• **Written instruction**:
Give only a count of the lines that include the string "除标注外".

Stored records:
/---
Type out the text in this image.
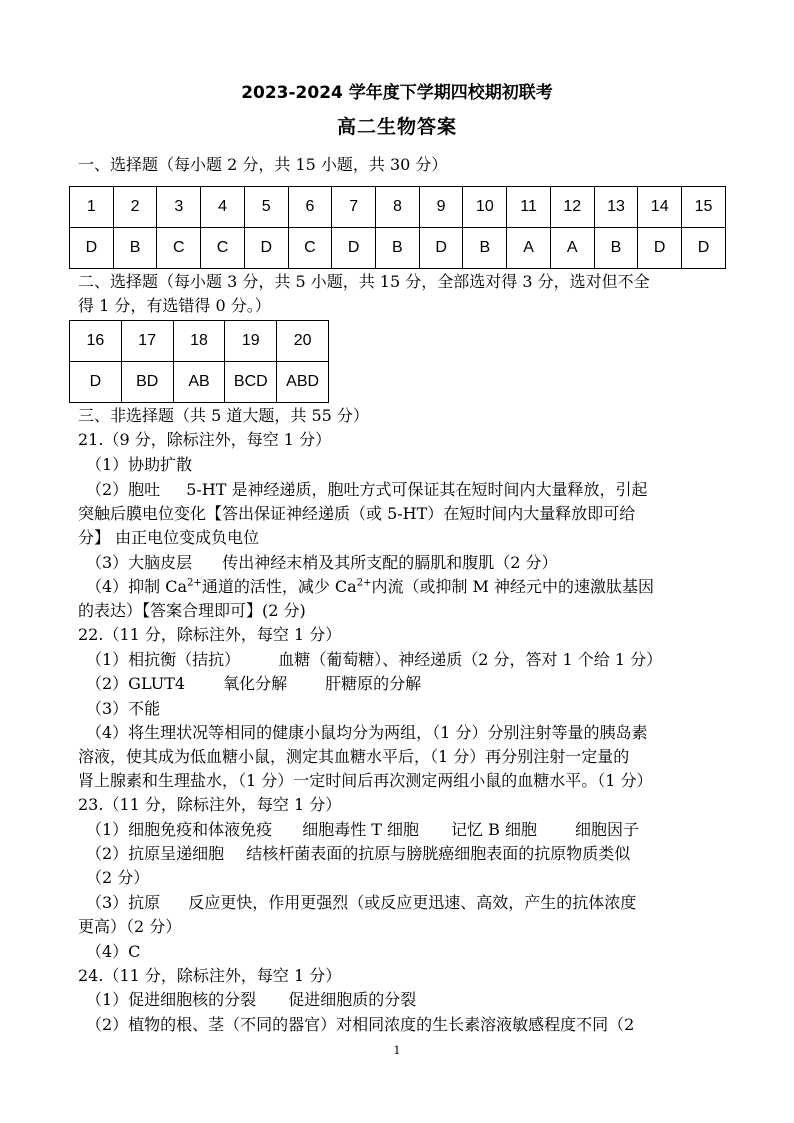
2023-2024 学年度下学期四校期初联考
高二生物答案
一、选择题（每小题 2 分，共 15 小题，共 30 分）
1	2	3	4	5	6	7	8	9	10	11	12	13	14	15
D	B	C	C	D	C	D	B	D	B	A	A	B	D	D
二、选择题（每小题 3 分，共 5 小题，共 15 分，全部选对得 3 分，选对但不全
得 1 分，有选错得 0 分。）
16	17	18	19	20
D	BD	AB	BCD	ABD
三、非选择题（共 5 道大题，共 55 分）
21.（9 分，除标注外，每空 1 分）
（1）协助扩散
（2）胞吐 5-HT 是神经递质，胞吐方式可保证其在短时间内大量释放，引起
突触后膜电位变化【答出保证神经递质（或 5-HT）在短时间内大量释放即可给
分】 由正电位变成负电位
（3）大脑皮层 传出神经末梢及其所支配的膈肌和腹肌（2 分）
（4）抑制 $Ca^{2+}$通道的活性，减少 $Ca^{2+}$内流（或抑制 M 神经元中的速激肽基因
的表达）【答案合理即可】(2 分)
22.（11 分，除标注外，每空 1 分）
（1）相抗衡（拮抗） 血糖（葡萄糖）、神经递质（2 分，答对 1 个给 1 分）
（2）GLUT4 氧化分解 肝糖原的分解
（3）不能
（4）将生理状况等相同的健康小鼠均分为两组，（1 分）分别注射等量的胰岛素
溶液，使其成为低血糖小鼠，测定其血糖水平后，（1 分）再分别注射一定量的
肾上腺素和生理盐水，（1 分）一定时间后再次测定两组小鼠的血糖水平。（1 分）
23.（11 分，除标注外，每空 1 分）
（1）细胞免疫和体液免疫 细胞毒性 T 细胞 记忆 B 细胞 细胞因子
（2）抗原呈递细胞 结核杆菌表面的抗原与膀胱癌细胞表面的抗原物质类似
（2 分）
（3）抗原 反应更快，作用更强烈（或反应更迅速、高效，产生的抗体浓度
更高）（2 分）
（4）C
24.（11 分，除标注外，每空 1 分）
（1）促进细胞核的分裂 促进细胞质的分裂
（2）植物的根、茎（不同的器官）对相同浓度的生长素溶液敏感程度不同（2
1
\---
• **Solution below**:
4